▶ _Given exercise_
State how many lines of the entries below hold the word "Index"; reply with nothing but the number.

Figure content listings
◆ ◆ ◆ ◆

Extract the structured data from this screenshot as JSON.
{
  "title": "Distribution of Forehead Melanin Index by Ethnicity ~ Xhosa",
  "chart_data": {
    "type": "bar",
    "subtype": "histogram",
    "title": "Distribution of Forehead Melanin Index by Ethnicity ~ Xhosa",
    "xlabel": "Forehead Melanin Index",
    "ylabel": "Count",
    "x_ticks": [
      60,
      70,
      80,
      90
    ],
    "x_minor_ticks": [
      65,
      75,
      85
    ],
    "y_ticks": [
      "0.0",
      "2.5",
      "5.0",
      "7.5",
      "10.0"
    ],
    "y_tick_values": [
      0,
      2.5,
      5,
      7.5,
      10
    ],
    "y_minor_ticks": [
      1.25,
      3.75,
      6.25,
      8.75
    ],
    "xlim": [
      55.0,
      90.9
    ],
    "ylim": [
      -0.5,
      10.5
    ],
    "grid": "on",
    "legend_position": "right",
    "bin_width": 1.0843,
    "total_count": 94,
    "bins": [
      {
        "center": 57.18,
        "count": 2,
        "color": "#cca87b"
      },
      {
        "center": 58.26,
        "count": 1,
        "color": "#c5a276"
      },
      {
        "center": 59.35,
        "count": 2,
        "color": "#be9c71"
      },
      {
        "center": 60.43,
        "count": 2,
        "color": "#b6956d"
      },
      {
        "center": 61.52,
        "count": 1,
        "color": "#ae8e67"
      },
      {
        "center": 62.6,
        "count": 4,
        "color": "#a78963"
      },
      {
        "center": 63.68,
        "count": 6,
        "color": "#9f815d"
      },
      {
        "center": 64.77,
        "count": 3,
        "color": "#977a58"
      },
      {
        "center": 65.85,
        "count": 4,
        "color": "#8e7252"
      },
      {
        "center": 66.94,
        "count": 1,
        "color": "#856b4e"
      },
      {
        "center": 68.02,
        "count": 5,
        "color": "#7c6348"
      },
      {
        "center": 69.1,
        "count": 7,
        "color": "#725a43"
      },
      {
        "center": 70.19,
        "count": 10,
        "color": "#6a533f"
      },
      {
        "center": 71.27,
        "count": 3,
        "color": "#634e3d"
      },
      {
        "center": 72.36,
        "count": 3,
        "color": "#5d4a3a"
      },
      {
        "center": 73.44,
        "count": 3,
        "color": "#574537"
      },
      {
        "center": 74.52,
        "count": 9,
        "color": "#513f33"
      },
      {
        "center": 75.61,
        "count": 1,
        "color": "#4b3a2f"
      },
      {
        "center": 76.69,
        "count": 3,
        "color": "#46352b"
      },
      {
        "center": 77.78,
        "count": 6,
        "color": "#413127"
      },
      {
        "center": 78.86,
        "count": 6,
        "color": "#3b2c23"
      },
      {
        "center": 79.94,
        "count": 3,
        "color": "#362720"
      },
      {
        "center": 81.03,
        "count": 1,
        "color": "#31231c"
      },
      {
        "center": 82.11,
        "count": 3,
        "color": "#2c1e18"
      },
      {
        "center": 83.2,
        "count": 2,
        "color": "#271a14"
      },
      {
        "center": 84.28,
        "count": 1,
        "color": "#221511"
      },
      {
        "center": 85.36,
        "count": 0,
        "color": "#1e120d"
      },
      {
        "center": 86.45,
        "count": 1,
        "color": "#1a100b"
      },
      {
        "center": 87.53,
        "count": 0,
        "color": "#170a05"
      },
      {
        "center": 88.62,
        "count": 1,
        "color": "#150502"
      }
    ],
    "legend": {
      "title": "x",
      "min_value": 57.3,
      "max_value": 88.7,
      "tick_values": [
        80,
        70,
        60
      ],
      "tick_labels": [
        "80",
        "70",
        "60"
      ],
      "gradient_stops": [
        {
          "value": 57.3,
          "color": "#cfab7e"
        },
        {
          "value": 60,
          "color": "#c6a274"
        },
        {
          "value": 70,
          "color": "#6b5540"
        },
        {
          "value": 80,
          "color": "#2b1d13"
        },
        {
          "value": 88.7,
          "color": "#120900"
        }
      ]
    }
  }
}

◆ ◆ ◆ ◆

▶ _Written solution_
3